_Goal of the exercise_: Pictures do not belong in the copy. Return all of the entries exactly.
# start of Records shown
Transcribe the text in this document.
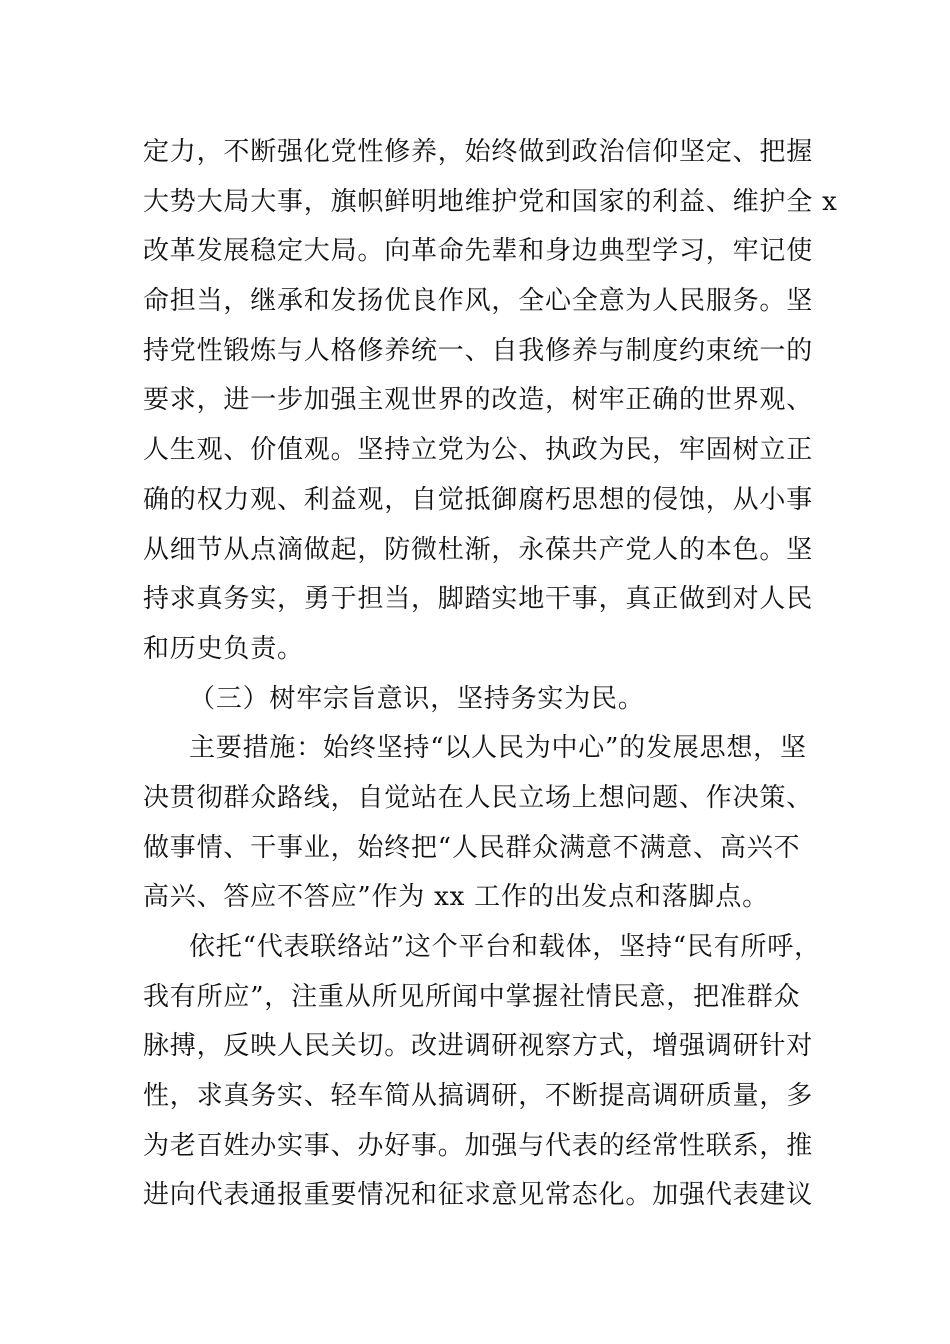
定力，不断强化党性修养，始终做到政治信仰坚定、把握
大势大局大事，旗帜鲜明地维护党和国家的利益、维护全 x
改革发展稳定大局。向革命先辈和身边典型学习，牢记使
命担当，继承和发扬优良作风，全心全意为人民服务。坚
持党性锻炼与人格修养统一、自我修养与制度约束统一的
要求，进一步加强主观世界的改造，树牢正确的世界观、
人生观、价值观。坚持立党为公、执政为民，牢固树立正
确的权力观、利益观，自觉抵御腐朽思想的侵蚀，从小事
从细节从点滴做起，防微杜渐，永葆共产党人的本色。坚
持求真务实，勇于担当，脚踏实地干事，真正做到对人民
和历史负责。
（三）树牢宗旨意识，坚持务实为民。
主要措施：始终坚持“以人民为中心”的发展思想，坚
决贯彻群众路线，自觉站在人民立场上想问题、作决策、
做事情、干事业，始终把“人民群众满意不满意、高兴不
高兴、答应不答应”作为 xx 工作的出发点和落脚点。
依托“代表联络站”这个平台和载体，坚持“民有所呼，
我有所应”，注重从所见所闻中掌握社情民意，把准群众
脉搏，反映人民关切。改进调研视察方式，增强调研针对
性，求真务实、轻车简从搞调研，不断提高调研质量，多
为老百姓办实事、办好事。加强与代表的经常性联系，推
进向代表通报重要情况和征求意见常态化。加强代表建议
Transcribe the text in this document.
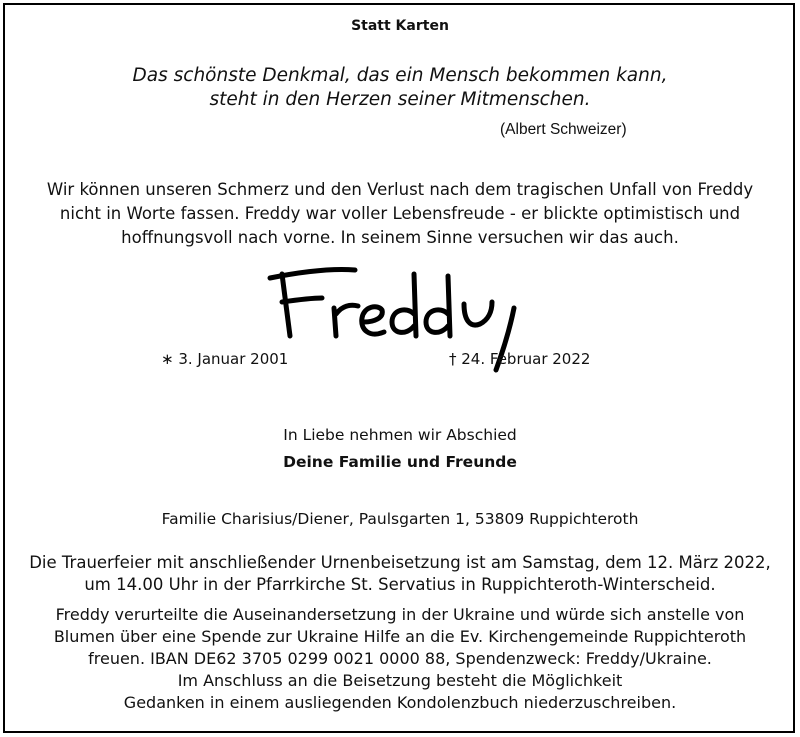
Statt Karten
Das schönste Denkmal, das ein Mensch bekommen kann,
steht in den Herzen seiner Mitmenschen.
(Albert Schweizer)
Wir können unseren Schmerz und den Verlust nach dem tragischen Unfall von Freddy
nicht in Worte fassen. Freddy war voller Lebensfreude - er blickte optimistisch und
hoffnungsvoll nach vorne. In seinem Sinne versuchen wir das auch.
∗ 3. Januar 2001	† 24. Februar 2022
In Liebe nehmen wir Abschied
Deine Familie und Freunde
Familie Charisius/Diener, Paulsgarten 1, 53809 Ruppichteroth
Die Trauerfeier mit anschließender Urnenbeisetzung ist am Samstag, dem 12. März 2022,
um 14.00 Uhr in der Pfarrkirche St. Servatius in Ruppichteroth-Winterscheid.
Freddy verurteilte die Auseinandersetzung in der Ukraine und würde sich anstelle von
Blumen über eine Spende zur Ukraine Hilfe an die Ev. Kirchengemeinde Ruppichteroth
freuen. IBAN DE62 3705 0299 0021 0000 88, Spendenzweck: Freddy/Ukraine.
Im Anschluss an die Beisetzung besteht die Möglichkeit
Gedanken in einem ausliegenden Kondolenzbuch niederzuschreiben.
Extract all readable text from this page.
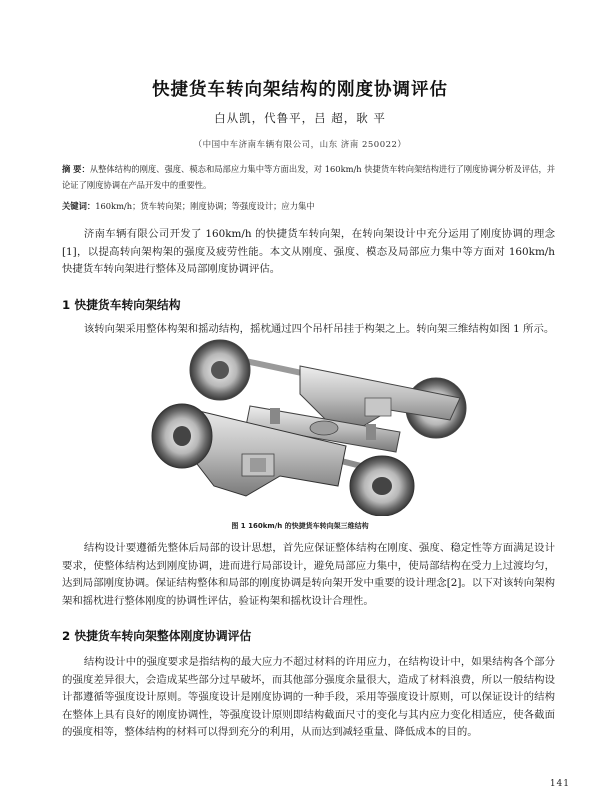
快捷货车转向架结构的刚度协调评估
白从凯，代鲁平，吕 超，耿 平
（中国中车济南车辆有限公司，山东 济南 250022）
摘 要：从整体结构的刚度、强度、模态和局部应力集中等方面出发，对 160km/h 快捷货车转向架结构进行了刚度协调分析及评估，并论证了刚度协调在产品开发中的重要性。
关键词：160km/h；货车转向架；刚度协调；等强度设计；应力集中
济南车辆有限公司开发了 160km/h 的快捷货车转向架，在转向架设计中充分运用了刚度协调的理念[1]，以提高转向架构架的强度及疲劳性能。本文从刚度、强度、模态及局部应力集中等方面对 160km/h 快捷货车转向架进行整体及局部刚度协调评估。
1 快捷货车转向架结构
该转向架采用整体构架和摇动结构，摇枕通过四个吊杆吊挂于构架之上。转向架三维结构如图 1 所示。
图 1 160km/h 的快捷货车转向架三维结构
结构设计要遵循先整体后局部的设计思想，首先应保证整体结构在刚度、强度、稳定性等方面满足设计要求，使整体结构达到刚度协调，进而进行局部设计，避免局部应力集中，使局部结构在受力上过渡均匀，达到局部刚度协调。保证结构整体和局部的刚度协调是转向架开发中重要的设计理念[2]。以下对该转向架构架和摇枕进行整体刚度的协调性评估，验证构架和摇枕设计合理性。
2 快捷货车转向架整体刚度协调评估
结构设计中的强度要求是指结构的最大应力不超过材料的许用应力，在结构设计中，如果结构各个部分的强度差异很大，会造成某些部分过早破坏，而其他部分强度余量很大，造成了材料浪费，所以一般结构设计都遵循等强度设计原则。等强度设计是刚度协调的一种手段，采用等强度设计原则，可以保证设计的结构在整体上具有良好的刚度协调性，等强度设计原则即结构截面尺寸的变化与其内应力变化相适应，使各截面的强度相等，整体结构的材料可以得到充分的利用，从而达到减轻重量、降低成本的目的。
141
# end of Records shown
_The reply_:
Transcribe the text in this document.
定力，不断强化党性修养，始终做到政治信仰坚定、把握
大势大局大事，旗帜鲜明地维护党和国家的利益、维护全 x
改革发展稳定大局。向革命先辈和身边典型学习，牢记使
命担当，继承和发扬优良作风，全心全意为人民服务。坚
持党性锻炼与人格修养统一、自我修养与制度约束统一的
要求，进一步加强主观世界的改造，树牢正确的世界观、
人生观、价值观。坚持立党为公、执政为民，牢固树立正
确的权力观、利益观，自觉抵御腐朽思想的侵蚀，从小事
从细节从点滴做起，防微杜渐，永葆共产党人的本色。坚
持求真务实，勇于担当，脚踏实地干事，真正做到对人民
和历史负责。
（三）树牢宗旨意识，坚持务实为民。
主要措施：始终坚持“以人民为中心”的发展思想，坚
决贯彻群众路线，自觉站在人民立场上想问题、作决策、
做事情、干事业，始终把“人民群众满意不满意、高兴不
高兴、答应不答应”作为 xx 工作的出发点和落脚点。
依托“代表联络站”这个平台和载体，坚持“民有所呼，
我有所应”，注重从所见所闻中掌握社情民意，把准群众
脉搏，反映人民关切。改进调研视察方式，增强调研针对
性，求真务实、轻车简从搞调研，不断提高调研质量，多
为老百姓办实事、办好事。加强与代表的经常性联系，推
进向代表通报重要情况和征求意见常态化。加强代表建议
Transcribe the text in this document.
Statt Karten
Das schönste Denkmal, das ein Mensch bekommen kann,
steht in den Herzen seiner Mitmenschen.
(Albert Schweizer)
Wir können unseren Schmerz und den Verlust nach dem tragischen Unfall von Freddy
nicht in Worte fassen. Freddy war voller Lebensfreude - er blickte optimistisch und
hoffnungsvoll nach vorne. In seinem Sinne versuchen wir das auch.
∗ 3. Januar 2001	† 24. Februar 2022
In Liebe nehmen wir Abschied
Deine Familie und Freunde
Familie Charisius/Diener, Paulsgarten 1, 53809 Ruppichteroth
Die Trauerfeier mit anschließender Urnenbeisetzung ist am Samstag, dem 12. März 2022,
um 14.00 Uhr in der Pfarrkirche St. Servatius in Ruppichteroth-Winterscheid.
Freddy verurteilte die Auseinandersetzung in der Ukraine und würde sich anstelle von
Blumen über eine Spende zur Ukraine Hilfe an die Ev. Kirchengemeinde Ruppichteroth
freuen. IBAN DE62 3705 0299 0021 0000 88, Spendenzweck: Freddy/Ukraine.
Im Anschluss an die Beisetzung besteht die Möglichkeit
Gedanken in einem ausliegenden Kondolenzbuch niederzuschreiben.
Extract all readable text from this page.
快捷货车转向架结构的刚度协调评估
白从凯，代鲁平，吕 超，耿 平
（中国中车济南车辆有限公司，山东 济南 250022）
摘 要：从整体结构的刚度、强度、模态和局部应力集中等方面出发，对 160km/h 快捷货车转向架结构进行了刚度协调分析及评估，并论证了刚度协调在产品开发中的重要性。
关键词：160km/h；货车转向架；刚度协调；等强度设计；应力集中
济南车辆有限公司开发了 160km/h 的快捷货车转向架，在转向架设计中充分运用了刚度协调的理念[1]，以提高转向架构架的强度及疲劳性能。本文从刚度、强度、模态及局部应力集中等方面对 160km/h 快捷货车转向架进行整体及局部刚度协调评估。
1 快捷货车转向架结构
该转向架采用整体构架和摇动结构，摇枕通过四个吊杆吊挂于构架之上。转向架三维结构如图 1 所示。
图 1 160km/h 的快捷货车转向架三维结构
结构设计要遵循先整体后局部的设计思想，首先应保证整体结构在刚度、强度、稳定性等方面满足设计要求，使整体结构达到刚度协调，进而进行局部设计，避免局部应力集中，使局部结构在受力上过渡均匀，达到局部刚度协调。保证结构整体和局部的刚度协调是转向架开发中重要的设计理念[2]。以下对该转向架构架和摇枕进行整体刚度的协调性评估，验证构架和摇枕设计合理性。
2 快捷货车转向架整体刚度协调评估
结构设计中的强度要求是指结构的最大应力不超过材料的许用应力，在结构设计中，如果结构各个部分的强度差异很大，会造成某些部分过早破坏，而其他部分强度余量很大，造成了材料浪费，所以一般结构设计都遵循等强度设计原则。等强度设计是刚度协调的一种手段，采用等强度设计原则，可以保证设计的结构在整体上具有良好的刚度协调性，等强度设计原则即结构截面尺寸的变化与其内应力变化相适应，使各截面的强度相等，整体结构的材料可以得到充分的利用，从而达到减轻重量、降低成本的目的。
141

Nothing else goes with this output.